Task to complete: Your task is to print every entry below exactly as given.
-- Start of The records --
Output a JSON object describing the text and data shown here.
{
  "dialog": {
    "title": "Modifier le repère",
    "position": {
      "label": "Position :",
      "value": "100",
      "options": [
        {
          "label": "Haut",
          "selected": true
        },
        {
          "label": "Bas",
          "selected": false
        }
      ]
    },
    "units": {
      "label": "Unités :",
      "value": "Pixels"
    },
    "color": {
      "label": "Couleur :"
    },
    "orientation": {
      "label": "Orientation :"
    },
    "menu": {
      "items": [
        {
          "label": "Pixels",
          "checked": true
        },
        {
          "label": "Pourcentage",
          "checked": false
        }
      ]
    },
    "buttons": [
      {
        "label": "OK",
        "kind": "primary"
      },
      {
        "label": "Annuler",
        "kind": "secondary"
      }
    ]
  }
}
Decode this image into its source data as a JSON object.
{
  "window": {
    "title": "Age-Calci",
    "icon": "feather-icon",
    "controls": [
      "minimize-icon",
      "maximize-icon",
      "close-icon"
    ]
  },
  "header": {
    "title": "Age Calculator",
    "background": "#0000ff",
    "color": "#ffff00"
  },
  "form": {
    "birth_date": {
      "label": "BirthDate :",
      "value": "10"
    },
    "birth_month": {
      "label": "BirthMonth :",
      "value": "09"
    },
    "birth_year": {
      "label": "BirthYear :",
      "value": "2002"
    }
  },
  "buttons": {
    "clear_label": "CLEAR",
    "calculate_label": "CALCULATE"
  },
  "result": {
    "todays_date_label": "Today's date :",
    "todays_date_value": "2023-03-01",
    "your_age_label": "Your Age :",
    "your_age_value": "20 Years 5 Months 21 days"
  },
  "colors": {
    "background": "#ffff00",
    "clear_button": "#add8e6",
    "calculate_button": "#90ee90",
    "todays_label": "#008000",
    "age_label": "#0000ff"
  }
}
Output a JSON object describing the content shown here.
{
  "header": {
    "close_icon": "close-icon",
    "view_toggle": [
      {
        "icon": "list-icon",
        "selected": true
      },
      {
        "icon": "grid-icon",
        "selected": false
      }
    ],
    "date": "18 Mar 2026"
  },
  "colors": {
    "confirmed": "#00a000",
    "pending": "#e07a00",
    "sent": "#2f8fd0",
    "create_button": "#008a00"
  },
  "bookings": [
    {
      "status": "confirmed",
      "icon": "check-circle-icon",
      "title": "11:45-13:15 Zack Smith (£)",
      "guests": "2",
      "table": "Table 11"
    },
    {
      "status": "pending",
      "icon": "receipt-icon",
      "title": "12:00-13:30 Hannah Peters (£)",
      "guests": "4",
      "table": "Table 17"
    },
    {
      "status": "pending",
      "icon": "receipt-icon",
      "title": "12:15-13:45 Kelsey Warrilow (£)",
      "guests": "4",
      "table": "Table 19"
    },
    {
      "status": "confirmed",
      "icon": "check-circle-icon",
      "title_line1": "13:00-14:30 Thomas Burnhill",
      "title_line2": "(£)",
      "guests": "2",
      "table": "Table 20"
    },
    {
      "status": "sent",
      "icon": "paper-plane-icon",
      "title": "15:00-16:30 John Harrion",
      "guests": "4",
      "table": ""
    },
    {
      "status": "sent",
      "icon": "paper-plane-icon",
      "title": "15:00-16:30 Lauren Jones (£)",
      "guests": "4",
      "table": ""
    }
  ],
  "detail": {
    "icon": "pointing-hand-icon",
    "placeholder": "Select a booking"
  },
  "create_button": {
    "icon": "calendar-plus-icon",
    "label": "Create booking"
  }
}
-- End of The records --
Response to this task:
Output a JSON object describing the text and data shown here.
{
  "dialog": {
    "title": "Modifier le repère",
    "position": {
      "label": "Position :",
      "value": "100",
      "options": [
        {
          "label": "Haut",
          "selected": true
        },
        {
          "label": "Bas",
          "selected": false
        }
      ]
    },
    "units": {
      "label": "Unités :",
      "value": "Pixels"
    },
    "color": {
      "label": "Couleur :"
    },
    "orientation": {
      "label": "Orientation :"
    },
    "menu": {
      "items": [
        {
          "label": "Pixels",
          "checked": true
        },
        {
          "label": "Pourcentage",
          "checked": false
        }
      ]
    },
    "buttons": [
      {
        "label": "OK",
        "kind": "primary"
      },
      {
        "label": "Annuler",
        "kind": "secondary"
      }
    ]
  }
}
Decode this image into its source data as a JSON object.
{
  "window": {
    "title": "Age-Calci",
    "icon": "feather-icon",
    "controls": [
      "minimize-icon",
      "maximize-icon",
      "close-icon"
    ]
  },
  "header": {
    "title": "Age Calculator",
    "background": "#0000ff",
    "color": "#ffff00"
  },
  "form": {
    "birth_date": {
      "label": "BirthDate :",
      "value": "10"
    },
    "birth_month": {
      "label": "BirthMonth :",
      "value": "09"
    },
    "birth_year": {
      "label": "BirthYear :",
      "value": "2002"
    }
  },
  "buttons": {
    "clear_label": "CLEAR",
    "calculate_label": "CALCULATE"
  },
  "result": {
    "todays_date_label": "Today's date :",
    "todays_date_value": "2023-03-01",
    "your_age_label": "Your Age :",
    "your_age_value": "20 Years 5 Months 21 days"
  },
  "colors": {
    "background": "#ffff00",
    "clear_button": "#add8e6",
    "calculate_button": "#90ee90",
    "todays_label": "#008000",
    "age_label": "#0000ff"
  }
}
Output a JSON object describing the content shown here.
{
  "header": {
    "close_icon": "close-icon",
    "view_toggle": [
      {
        "icon": "list-icon",
        "selected": true
      },
      {
        "icon": "grid-icon",
        "selected": false
      }
    ],
    "date": "18 Mar 2026"
  },
  "colors": {
    "confirmed": "#00a000",
    "pending": "#e07a00",
    "sent": "#2f8fd0",
    "create_button": "#008a00"
  },
  "bookings": [
    {
      "status": "confirmed",
      "icon": "check-circle-icon",
      "title": "11:45-13:15 Zack Smith (£)",
      "guests": "2",
      "table": "Table 11"
    },
    {
      "status": "pending",
      "icon": "receipt-icon",
      "title": "12:00-13:30 Hannah Peters (£)",
      "guests": "4",
      "table": "Table 17"
    },
    {
      "status": "pending",
      "icon": "receipt-icon",
      "title": "12:15-13:45 Kelsey Warrilow (£)",
      "guests": "4",
      "table": "Table 19"
    },
    {
      "status": "confirmed",
      "icon": "check-circle-icon",
      "title_line1": "13:00-14:30 Thomas Burnhill",
      "title_line2": "(£)",
      "guests": "2",
      "table": "Table 20"
    },
    {
      "status": "sent",
      "icon": "paper-plane-icon",
      "title": "15:00-16:30 John Harrion",
      "guests": "4",
      "table": ""
    },
    {
      "status": "sent",
      "icon": "paper-plane-icon",
      "title": "15:00-16:30 Lauren Jones (£)",
      "guests": "4",
      "table": ""
    }
  ],
  "detail": {
    "icon": "pointing-hand-icon",
    "placeholder": "Select a booking"
  },
  "create_button": {
    "icon": "calendar-plus-icon",
    "label": "Create booking"
  }
}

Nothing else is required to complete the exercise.